▼▼▼

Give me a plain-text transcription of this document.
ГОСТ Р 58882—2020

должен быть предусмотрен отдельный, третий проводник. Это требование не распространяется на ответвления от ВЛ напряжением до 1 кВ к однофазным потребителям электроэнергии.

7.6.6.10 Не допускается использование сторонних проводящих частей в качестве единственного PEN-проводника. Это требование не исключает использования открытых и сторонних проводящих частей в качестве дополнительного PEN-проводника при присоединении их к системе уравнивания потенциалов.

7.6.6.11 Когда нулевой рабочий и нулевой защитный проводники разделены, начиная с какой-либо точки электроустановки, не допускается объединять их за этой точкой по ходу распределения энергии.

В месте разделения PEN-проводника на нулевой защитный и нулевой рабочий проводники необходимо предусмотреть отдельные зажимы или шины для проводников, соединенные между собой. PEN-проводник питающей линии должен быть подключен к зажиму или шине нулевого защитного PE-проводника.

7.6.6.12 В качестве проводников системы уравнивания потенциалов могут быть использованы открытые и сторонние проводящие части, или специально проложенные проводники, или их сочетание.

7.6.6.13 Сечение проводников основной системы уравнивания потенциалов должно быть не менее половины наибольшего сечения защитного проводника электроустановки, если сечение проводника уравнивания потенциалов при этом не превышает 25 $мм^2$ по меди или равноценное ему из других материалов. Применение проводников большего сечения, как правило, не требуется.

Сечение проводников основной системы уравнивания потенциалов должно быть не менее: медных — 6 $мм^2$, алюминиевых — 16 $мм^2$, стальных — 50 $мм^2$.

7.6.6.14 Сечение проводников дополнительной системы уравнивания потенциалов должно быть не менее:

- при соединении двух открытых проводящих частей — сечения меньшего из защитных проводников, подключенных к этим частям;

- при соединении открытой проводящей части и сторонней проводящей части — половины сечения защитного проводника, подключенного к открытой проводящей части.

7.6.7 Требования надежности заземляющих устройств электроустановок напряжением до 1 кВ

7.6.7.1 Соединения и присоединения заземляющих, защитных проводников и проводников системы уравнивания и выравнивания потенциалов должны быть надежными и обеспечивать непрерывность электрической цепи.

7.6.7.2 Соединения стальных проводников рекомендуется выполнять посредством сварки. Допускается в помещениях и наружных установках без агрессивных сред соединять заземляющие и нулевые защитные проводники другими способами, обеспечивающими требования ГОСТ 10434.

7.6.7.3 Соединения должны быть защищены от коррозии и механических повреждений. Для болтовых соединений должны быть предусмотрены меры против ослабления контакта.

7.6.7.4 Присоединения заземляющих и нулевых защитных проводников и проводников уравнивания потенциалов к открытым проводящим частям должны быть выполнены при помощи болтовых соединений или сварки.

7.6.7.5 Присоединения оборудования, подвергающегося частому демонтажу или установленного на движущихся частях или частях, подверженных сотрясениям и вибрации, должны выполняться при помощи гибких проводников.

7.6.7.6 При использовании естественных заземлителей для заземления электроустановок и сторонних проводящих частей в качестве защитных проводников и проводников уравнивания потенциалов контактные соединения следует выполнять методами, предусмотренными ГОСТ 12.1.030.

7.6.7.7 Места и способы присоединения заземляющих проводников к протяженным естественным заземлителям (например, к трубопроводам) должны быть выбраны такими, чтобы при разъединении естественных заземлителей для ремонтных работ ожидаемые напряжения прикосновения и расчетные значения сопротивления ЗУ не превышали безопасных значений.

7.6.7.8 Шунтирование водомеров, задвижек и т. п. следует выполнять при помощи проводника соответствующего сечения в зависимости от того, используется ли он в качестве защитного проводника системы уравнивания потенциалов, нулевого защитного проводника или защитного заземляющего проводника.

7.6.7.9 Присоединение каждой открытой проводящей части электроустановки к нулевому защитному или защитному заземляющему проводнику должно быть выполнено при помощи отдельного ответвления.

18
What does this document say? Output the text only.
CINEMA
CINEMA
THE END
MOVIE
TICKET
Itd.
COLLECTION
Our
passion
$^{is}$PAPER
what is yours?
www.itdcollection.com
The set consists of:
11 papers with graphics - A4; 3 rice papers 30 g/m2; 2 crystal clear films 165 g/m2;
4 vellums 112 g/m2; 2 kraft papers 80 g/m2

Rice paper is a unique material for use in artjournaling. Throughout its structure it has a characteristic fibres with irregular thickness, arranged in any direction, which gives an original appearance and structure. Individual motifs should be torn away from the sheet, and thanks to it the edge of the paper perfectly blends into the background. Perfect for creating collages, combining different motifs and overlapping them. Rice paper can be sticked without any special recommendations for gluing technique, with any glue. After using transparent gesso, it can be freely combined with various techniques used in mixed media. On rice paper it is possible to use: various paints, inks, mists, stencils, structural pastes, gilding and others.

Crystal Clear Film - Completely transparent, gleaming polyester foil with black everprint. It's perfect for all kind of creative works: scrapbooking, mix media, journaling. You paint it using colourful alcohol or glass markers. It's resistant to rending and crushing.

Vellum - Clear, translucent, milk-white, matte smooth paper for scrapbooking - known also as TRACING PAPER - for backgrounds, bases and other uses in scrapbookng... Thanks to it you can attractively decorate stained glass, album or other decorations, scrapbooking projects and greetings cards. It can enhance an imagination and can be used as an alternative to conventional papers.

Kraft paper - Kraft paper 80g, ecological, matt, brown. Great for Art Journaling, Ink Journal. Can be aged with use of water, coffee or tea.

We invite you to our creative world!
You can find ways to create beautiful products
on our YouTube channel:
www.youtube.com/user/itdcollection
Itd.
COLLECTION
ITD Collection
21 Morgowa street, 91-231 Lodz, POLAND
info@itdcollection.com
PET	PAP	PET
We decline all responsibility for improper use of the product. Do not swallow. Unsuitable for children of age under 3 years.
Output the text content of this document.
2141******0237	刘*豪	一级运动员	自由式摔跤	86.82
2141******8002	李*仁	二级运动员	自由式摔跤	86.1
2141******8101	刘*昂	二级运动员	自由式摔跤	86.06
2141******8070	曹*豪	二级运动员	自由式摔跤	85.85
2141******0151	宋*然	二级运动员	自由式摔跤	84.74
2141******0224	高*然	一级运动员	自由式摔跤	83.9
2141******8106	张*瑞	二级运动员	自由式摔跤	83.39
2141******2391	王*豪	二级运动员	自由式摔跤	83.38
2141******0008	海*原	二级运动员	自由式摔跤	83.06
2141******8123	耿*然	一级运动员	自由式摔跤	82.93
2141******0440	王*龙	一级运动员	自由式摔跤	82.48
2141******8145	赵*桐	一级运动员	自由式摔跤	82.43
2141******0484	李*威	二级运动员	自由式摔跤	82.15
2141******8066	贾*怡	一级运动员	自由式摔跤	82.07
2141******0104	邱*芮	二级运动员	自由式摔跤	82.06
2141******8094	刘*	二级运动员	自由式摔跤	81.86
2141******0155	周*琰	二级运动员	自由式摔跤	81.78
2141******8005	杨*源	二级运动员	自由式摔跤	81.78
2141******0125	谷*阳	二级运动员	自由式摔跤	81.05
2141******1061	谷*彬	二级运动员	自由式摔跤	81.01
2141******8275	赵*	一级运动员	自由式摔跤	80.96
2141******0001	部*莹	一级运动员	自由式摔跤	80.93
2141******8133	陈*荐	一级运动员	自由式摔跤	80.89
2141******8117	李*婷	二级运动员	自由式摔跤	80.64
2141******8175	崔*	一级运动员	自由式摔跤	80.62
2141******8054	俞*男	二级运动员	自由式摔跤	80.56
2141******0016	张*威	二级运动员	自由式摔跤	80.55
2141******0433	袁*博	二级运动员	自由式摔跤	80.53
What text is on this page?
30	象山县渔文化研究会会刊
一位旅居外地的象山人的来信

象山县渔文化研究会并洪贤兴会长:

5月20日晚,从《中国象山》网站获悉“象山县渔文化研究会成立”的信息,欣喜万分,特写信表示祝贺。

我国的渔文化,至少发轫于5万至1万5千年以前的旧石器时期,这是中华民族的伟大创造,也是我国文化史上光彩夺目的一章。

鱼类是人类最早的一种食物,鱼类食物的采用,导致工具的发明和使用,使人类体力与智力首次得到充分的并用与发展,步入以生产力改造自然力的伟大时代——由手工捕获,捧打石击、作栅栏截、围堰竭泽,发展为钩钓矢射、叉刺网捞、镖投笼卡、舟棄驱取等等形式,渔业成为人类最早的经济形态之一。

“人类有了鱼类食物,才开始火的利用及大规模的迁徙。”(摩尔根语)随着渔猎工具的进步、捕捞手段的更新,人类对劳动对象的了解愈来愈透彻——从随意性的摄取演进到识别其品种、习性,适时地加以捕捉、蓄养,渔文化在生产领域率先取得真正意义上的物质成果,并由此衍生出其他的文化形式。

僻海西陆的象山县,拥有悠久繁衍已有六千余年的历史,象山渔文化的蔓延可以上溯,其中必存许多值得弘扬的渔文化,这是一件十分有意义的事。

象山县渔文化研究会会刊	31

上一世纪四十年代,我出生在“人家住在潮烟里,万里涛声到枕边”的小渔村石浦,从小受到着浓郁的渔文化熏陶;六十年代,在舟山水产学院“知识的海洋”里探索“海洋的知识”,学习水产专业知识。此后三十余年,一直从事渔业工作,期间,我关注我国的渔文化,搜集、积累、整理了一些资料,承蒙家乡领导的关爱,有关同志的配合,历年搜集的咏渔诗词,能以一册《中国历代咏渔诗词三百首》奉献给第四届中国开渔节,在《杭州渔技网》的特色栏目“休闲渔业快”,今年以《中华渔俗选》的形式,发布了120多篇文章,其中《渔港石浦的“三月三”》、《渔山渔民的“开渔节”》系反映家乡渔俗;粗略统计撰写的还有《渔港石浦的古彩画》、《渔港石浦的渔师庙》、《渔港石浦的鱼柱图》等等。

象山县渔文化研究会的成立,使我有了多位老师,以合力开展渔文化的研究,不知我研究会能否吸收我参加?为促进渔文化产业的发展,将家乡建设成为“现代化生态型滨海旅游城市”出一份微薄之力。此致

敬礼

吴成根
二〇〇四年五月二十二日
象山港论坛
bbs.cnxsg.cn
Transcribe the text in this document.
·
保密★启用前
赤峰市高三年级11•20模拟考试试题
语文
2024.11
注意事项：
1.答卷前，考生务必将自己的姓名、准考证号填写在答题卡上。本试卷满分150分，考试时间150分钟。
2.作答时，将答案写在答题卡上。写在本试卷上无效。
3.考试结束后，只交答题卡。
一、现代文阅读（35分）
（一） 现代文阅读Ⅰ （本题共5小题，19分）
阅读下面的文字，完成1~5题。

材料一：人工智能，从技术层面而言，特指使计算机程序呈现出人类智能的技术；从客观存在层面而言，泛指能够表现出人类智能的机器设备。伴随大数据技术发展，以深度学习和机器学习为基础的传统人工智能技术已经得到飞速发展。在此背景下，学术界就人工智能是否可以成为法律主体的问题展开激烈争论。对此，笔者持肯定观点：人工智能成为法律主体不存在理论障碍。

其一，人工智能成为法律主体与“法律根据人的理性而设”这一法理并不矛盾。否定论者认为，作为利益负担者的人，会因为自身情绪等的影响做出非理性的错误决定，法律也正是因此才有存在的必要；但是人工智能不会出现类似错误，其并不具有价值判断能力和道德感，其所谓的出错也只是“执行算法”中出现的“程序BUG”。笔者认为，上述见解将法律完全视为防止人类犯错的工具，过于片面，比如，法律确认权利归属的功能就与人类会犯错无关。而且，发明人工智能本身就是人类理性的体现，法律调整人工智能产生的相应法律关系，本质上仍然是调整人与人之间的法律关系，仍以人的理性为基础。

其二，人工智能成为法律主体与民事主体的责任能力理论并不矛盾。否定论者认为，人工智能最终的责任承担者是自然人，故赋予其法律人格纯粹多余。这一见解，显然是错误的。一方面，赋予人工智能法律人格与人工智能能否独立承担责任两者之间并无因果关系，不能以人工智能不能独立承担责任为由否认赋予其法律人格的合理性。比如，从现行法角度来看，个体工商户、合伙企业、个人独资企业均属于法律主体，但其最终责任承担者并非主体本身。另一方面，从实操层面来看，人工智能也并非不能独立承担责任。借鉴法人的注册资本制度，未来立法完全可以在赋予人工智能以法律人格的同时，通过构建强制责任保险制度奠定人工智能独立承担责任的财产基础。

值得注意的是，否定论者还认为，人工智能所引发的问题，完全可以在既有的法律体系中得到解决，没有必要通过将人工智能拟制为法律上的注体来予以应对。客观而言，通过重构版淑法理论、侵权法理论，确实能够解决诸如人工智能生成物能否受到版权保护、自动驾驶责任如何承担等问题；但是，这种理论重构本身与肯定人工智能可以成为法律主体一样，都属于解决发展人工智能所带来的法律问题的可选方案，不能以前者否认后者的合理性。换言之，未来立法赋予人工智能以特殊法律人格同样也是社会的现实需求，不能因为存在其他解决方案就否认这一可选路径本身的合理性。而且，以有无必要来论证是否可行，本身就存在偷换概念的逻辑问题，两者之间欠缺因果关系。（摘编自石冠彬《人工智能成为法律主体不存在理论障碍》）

▲▲▲

Task goal: Gather each line holding the string "this".

Problem solution:
Give me a plain-text transcription of this document.
What does this document say? Output the text only.
Output the text content of this document.
What text is on this page?
Transcribe the text in this document.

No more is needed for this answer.